[Collected data entries]
------------------------------------------------

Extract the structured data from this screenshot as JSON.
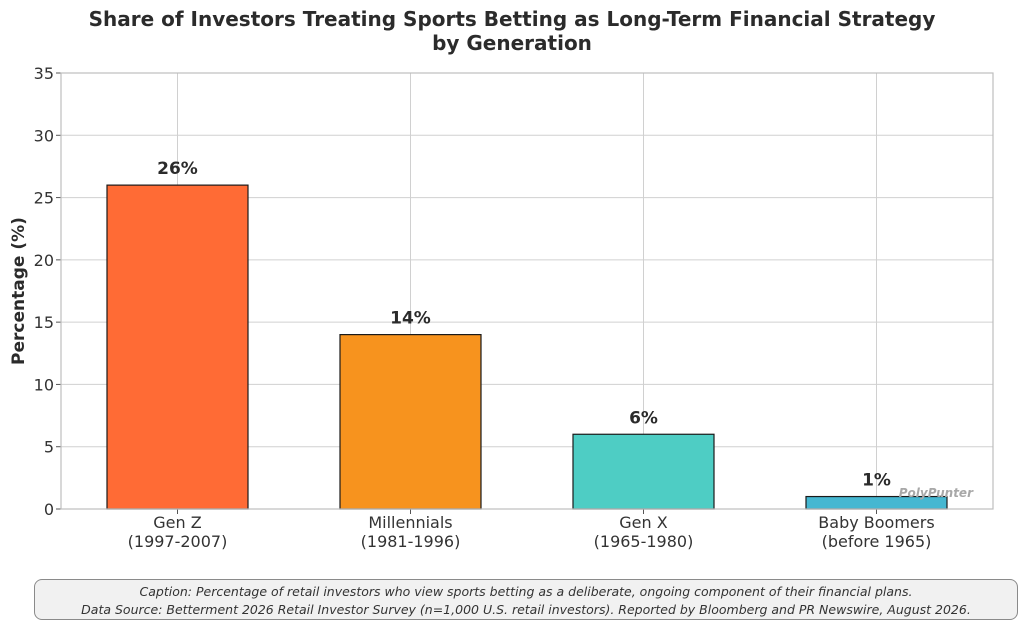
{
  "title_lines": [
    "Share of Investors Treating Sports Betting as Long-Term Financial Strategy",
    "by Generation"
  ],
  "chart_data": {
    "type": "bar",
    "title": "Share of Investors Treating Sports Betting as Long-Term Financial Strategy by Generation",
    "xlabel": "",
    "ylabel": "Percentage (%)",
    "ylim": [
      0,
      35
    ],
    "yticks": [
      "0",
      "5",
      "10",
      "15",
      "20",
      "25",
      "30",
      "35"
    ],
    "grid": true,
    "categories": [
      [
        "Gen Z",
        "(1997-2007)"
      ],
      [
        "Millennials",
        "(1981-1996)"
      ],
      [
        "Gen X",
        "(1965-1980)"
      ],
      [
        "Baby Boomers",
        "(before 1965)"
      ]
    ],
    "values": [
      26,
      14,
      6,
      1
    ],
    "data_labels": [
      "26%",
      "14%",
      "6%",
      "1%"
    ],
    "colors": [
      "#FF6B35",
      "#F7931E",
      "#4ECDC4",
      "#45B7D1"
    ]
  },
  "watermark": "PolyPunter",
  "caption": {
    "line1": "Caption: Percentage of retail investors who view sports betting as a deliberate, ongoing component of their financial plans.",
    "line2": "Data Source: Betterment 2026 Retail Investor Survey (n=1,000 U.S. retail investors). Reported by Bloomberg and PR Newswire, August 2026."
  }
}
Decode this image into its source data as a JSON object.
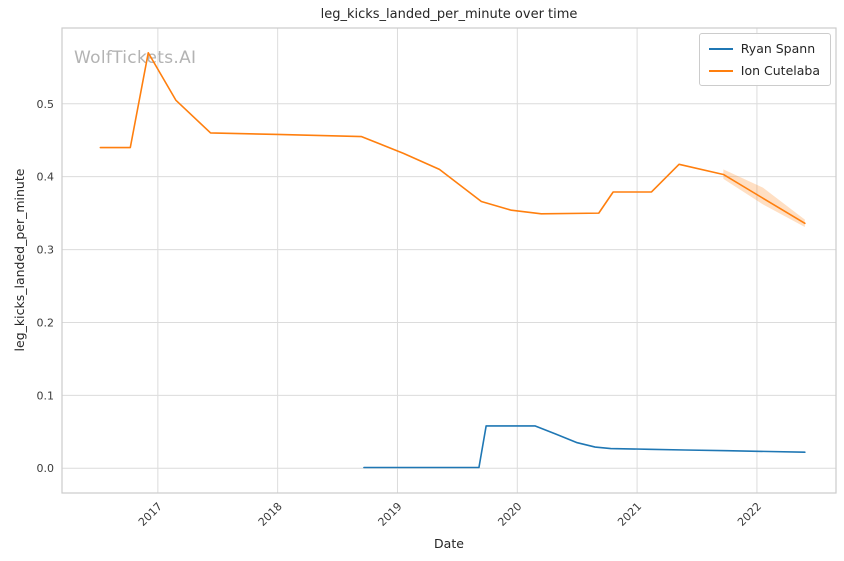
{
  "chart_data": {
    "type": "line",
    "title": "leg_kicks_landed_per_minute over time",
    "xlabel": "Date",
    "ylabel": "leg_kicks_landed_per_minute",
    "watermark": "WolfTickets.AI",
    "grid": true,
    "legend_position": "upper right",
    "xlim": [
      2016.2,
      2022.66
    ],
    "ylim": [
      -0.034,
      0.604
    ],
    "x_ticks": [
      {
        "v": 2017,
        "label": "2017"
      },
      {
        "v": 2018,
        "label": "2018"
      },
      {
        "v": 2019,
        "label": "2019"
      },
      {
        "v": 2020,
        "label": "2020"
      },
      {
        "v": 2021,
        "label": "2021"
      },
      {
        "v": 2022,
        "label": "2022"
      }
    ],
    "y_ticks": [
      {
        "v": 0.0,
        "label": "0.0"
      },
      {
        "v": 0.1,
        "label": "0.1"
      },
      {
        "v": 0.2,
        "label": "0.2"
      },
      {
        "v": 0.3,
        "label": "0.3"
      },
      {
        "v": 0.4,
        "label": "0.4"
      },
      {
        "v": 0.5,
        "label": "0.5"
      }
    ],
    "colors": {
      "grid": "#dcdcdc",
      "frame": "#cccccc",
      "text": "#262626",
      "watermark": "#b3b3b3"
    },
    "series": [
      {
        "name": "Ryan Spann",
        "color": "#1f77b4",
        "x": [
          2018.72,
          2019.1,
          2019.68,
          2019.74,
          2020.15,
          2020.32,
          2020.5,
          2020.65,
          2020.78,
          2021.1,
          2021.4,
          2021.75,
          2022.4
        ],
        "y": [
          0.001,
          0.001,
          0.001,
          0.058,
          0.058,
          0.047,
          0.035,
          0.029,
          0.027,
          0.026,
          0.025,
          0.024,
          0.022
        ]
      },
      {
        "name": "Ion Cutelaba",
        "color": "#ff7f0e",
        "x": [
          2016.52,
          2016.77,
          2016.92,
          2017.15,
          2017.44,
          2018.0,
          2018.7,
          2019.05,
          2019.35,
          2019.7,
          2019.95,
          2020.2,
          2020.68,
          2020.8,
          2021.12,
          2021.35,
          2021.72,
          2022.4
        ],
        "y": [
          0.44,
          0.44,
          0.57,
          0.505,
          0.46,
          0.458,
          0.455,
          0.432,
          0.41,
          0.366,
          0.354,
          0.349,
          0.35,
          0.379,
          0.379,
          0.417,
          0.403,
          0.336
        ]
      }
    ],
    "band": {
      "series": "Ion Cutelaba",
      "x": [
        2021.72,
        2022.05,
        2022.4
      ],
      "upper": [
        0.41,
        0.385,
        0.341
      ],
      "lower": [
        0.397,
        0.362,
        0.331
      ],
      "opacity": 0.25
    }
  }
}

------------------------------------------------

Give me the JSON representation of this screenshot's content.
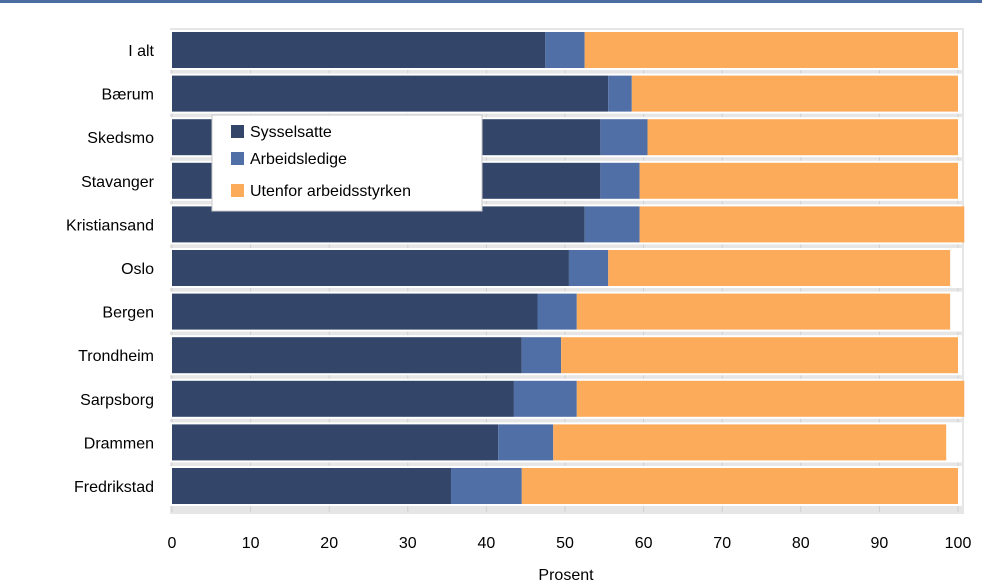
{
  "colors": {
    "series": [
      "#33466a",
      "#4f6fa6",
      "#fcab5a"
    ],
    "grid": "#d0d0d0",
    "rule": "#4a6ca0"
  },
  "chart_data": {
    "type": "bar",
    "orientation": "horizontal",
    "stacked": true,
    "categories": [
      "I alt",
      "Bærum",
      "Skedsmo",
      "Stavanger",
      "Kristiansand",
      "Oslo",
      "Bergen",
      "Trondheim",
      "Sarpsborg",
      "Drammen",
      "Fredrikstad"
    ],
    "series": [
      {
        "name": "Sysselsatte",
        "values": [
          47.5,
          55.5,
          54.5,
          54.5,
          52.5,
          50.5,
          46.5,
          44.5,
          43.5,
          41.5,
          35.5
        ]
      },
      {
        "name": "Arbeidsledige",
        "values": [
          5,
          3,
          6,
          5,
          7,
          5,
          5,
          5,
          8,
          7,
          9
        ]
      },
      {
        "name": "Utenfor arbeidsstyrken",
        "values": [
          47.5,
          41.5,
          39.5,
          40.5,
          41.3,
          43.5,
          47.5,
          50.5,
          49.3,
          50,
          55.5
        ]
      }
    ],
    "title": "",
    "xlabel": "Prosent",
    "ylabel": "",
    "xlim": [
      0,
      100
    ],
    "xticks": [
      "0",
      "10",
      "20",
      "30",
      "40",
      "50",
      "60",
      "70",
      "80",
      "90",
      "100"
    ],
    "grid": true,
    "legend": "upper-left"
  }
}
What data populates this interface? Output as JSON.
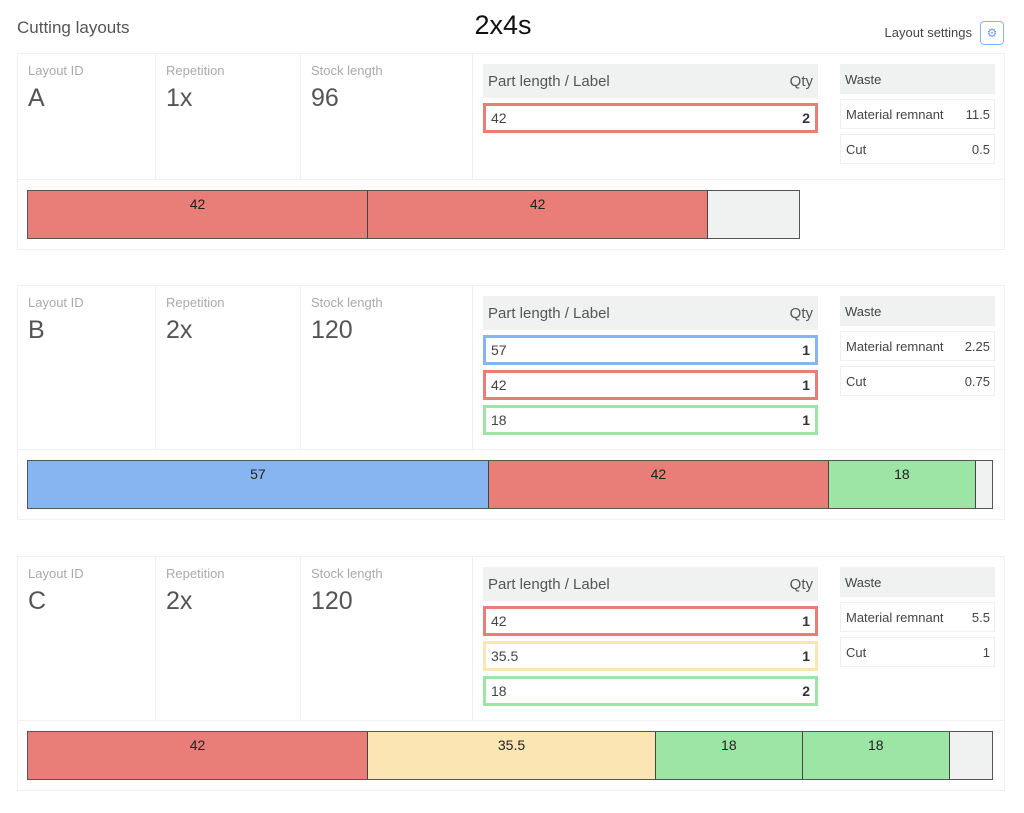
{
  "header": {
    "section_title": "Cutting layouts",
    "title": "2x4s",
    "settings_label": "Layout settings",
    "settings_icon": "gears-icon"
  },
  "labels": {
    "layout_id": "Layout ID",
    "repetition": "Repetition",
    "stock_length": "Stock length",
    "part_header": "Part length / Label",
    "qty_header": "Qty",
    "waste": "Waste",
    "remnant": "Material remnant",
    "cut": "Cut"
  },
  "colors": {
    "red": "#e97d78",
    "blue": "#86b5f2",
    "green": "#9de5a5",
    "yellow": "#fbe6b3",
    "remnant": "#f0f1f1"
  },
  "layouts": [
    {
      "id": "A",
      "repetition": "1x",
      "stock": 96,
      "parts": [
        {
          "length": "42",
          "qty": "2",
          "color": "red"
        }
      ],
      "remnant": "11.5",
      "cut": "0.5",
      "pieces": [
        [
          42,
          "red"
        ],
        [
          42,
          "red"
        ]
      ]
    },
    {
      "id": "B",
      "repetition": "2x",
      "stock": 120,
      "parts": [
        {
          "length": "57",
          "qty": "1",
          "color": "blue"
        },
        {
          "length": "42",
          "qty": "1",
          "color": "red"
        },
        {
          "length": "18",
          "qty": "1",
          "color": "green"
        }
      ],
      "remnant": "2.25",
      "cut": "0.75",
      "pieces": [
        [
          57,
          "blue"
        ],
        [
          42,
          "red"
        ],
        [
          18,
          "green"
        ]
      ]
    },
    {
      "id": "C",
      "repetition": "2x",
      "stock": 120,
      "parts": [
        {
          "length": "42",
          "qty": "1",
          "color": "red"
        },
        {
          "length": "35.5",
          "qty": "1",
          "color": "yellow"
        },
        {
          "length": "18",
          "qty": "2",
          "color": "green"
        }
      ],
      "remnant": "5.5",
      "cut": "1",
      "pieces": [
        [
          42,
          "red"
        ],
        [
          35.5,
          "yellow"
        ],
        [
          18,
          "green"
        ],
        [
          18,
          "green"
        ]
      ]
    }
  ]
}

------------------------------------------------

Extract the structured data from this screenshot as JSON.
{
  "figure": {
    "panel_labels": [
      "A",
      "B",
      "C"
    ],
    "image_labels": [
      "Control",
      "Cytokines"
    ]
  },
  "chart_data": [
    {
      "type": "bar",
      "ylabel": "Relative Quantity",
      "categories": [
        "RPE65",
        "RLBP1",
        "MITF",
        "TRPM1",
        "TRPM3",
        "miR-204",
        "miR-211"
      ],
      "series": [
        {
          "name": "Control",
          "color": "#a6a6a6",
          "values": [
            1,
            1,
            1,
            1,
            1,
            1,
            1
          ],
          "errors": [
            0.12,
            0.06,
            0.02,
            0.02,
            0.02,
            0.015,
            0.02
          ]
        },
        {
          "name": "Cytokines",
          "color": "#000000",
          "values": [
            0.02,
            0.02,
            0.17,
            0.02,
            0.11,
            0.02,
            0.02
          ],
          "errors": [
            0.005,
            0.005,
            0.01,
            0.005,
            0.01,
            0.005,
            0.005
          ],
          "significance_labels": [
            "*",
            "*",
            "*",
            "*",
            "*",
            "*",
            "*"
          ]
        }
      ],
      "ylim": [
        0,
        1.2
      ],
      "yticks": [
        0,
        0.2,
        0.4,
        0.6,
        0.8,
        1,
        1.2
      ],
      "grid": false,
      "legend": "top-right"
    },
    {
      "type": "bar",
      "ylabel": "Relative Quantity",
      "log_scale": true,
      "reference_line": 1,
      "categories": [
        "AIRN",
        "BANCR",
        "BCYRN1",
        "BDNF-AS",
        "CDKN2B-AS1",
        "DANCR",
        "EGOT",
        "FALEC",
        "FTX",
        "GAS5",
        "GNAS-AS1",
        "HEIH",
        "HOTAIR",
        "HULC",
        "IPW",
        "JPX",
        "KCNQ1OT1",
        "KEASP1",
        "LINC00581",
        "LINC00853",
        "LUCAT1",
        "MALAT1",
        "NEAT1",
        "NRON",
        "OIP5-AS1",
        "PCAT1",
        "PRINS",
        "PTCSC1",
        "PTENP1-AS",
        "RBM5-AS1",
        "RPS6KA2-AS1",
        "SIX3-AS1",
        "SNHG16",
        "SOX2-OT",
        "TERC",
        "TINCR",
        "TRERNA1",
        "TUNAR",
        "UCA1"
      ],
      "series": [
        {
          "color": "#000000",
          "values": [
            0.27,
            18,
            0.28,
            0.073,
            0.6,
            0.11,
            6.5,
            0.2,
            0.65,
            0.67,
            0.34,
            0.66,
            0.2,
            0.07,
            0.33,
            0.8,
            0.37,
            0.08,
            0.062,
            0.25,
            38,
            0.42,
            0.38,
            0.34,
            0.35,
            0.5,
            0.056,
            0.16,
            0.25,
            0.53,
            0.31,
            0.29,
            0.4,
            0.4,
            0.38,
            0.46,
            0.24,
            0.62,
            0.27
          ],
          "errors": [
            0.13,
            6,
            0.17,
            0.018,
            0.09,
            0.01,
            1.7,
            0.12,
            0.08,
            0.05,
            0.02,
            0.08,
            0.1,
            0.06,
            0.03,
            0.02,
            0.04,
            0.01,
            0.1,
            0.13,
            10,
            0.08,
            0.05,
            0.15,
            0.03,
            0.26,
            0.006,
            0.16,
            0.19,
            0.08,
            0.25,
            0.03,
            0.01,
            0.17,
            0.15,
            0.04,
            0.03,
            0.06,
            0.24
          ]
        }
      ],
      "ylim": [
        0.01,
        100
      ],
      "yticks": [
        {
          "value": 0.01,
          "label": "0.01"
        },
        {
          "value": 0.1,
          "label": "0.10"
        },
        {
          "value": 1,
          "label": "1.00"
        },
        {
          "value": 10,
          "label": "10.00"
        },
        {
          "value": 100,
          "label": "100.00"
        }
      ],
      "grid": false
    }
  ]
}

------------------------------------------------

• Goal:
Copy out every line from the records that has the word "Generation".

• Response to the exercise:
    "by Generation"
    "title": "Share of Investors Treating Sports Betting as Long-Term Financial Strategy by Generation",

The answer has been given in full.